Gib aus dem Text über die Betonung von „Brechmittel“ den Abschnitt, der bei „Gleitet her- /“ beginnt und bei „keiner so handhaben.“ endet, aktualisiert wieder, indem du „Duden“ durch „Wahrig“ ersetzt.

- Textauszug:
============================================================

Ich antworte Euch mal scheibchenweise (weiß nicht, wie weit ich heute noch komme). Zuerst zum Brechmittel, für das Ihr Euch ja beide interessiert. Wäre Euch die Schreibweise Brech-Mittel lieber? Klar spreche ich das so, dass man die Zäsur hört. Im Schriftbild mag das befremdlich wirken. Nun ja, ich versuche halt bewusst, nicht alle Verse gleich zu bauen und Euch ein paar Anregungen mitzugeben. Jedenfalls bin ich mit meinem Brechmittel bei Eduard Mörike in guter Gesellschaft. In "Bilder aus Bebenhausen" ist z.B. dieser Pentameter zu finden:

Gleitet her- / über zum / Wald- || rande mit / Beben der / Schall,

Faldi, dass der Duden immer nur die Hauptbetonung in einem Wort anzeigt, hatte ich aber schon öfter erwähnt? "Brech-" ist normalerweise stärker betont als "mit-", da sind wir uns einig. "Mit-" liegt für mich aber, verglichen mit der schwachen Endsilbe "-tel", in der Betonungsintensität näher an einer Hebung als an einer Senkung. Als Daktylus würde ich das Wort "Brechmittel" auf keinen Fall verwenden. Aber da hatten die berühmten Hexametristen auch unterschiedliche Vorlieben. Das muss keiner so handhaben.

============================================================

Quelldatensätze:
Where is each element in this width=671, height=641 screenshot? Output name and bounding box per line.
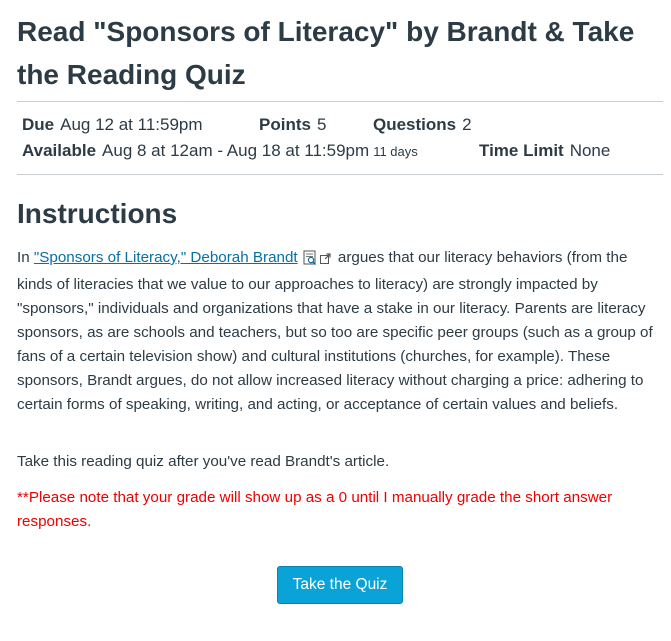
questions-label: Questions xyxy=(373,115,457,134)
page-title: Read "Sponsors of Literacy" by Brandt & … xyxy=(17,16,635,90)
questions-detail: Questions 2 xyxy=(373,112,472,138)
external-link-icon[interactable] xyxy=(319,248,331,272)
available-label: Available xyxy=(22,141,97,160)
due-detail: Due Aug 12 at 11:59pm xyxy=(22,112,203,138)
instructions-paragraph: In "Sponsors of Literacy," Deborah Brand… xyxy=(17,246,661,417)
divider-bottom xyxy=(17,174,663,175)
time-limit-detail: Time Limit None xyxy=(479,138,610,164)
time-limit-label: Time Limit xyxy=(479,141,564,160)
points-label: Points xyxy=(259,115,311,134)
points-value: 5 xyxy=(316,115,327,134)
grading-note: **Please note that your grade will show … xyxy=(17,489,613,530)
paragraph-body: argues that our literacy behaviors (from… xyxy=(17,249,653,413)
questions-value: 2 xyxy=(462,115,472,134)
points-detail: Points 5 xyxy=(259,112,326,138)
quiz-page: Read "Sponsors of Literacy" by Brandt & … xyxy=(0,0,671,641)
available-detail: Available Aug 8 at 12am - Aug 18 at 11:59… xyxy=(22,138,418,165)
reading-quiz-note: Take this reading quiz after you've read… xyxy=(17,453,390,470)
document-preview-icon[interactable] xyxy=(303,249,317,273)
due-label: Due xyxy=(22,115,55,134)
available-days: 11 days xyxy=(373,144,418,159)
divider-top xyxy=(17,101,663,102)
paragraph-prefix: In xyxy=(17,249,34,266)
take-quiz-button[interactable]: Take the Quiz xyxy=(277,566,403,604)
available-value: Aug 8 at 12am - Aug 18 at 11:59pm xyxy=(102,141,370,160)
instructions-heading: Instructions xyxy=(17,198,178,229)
article-link[interactable]: "Sponsors of Literacy," Deborah Brandt xyxy=(34,249,298,266)
time-limit-value: None xyxy=(569,141,611,160)
due-value: Aug 12 at 11:59pm xyxy=(60,115,203,134)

============================================================

- Ergebnis:
Gleitet her- / über zum / Wald- || rande mit / Beben der / Schall,

Faldi, dass der Wahrig immer nur die Hauptbetonung in einem Wort anzeigt, hatte ich aber schon öfter erwähnt? "Brech-" ist normalerweise stärker betont als "mit-", da sind wir uns einig. "Mit-" liegt für mich aber, verglichen mit der schwachen Endsilbe "-tel", in der Betonungsintensität näher an einer Hebung als an einer Senkung. Als Daktylus würde ich das Wort "Brechmittel" auf keinen Fall verwenden. Aber da hatten die berühmten Hexametristen auch unterschiedliche Vorlieben. Das muss keiner so handhaben.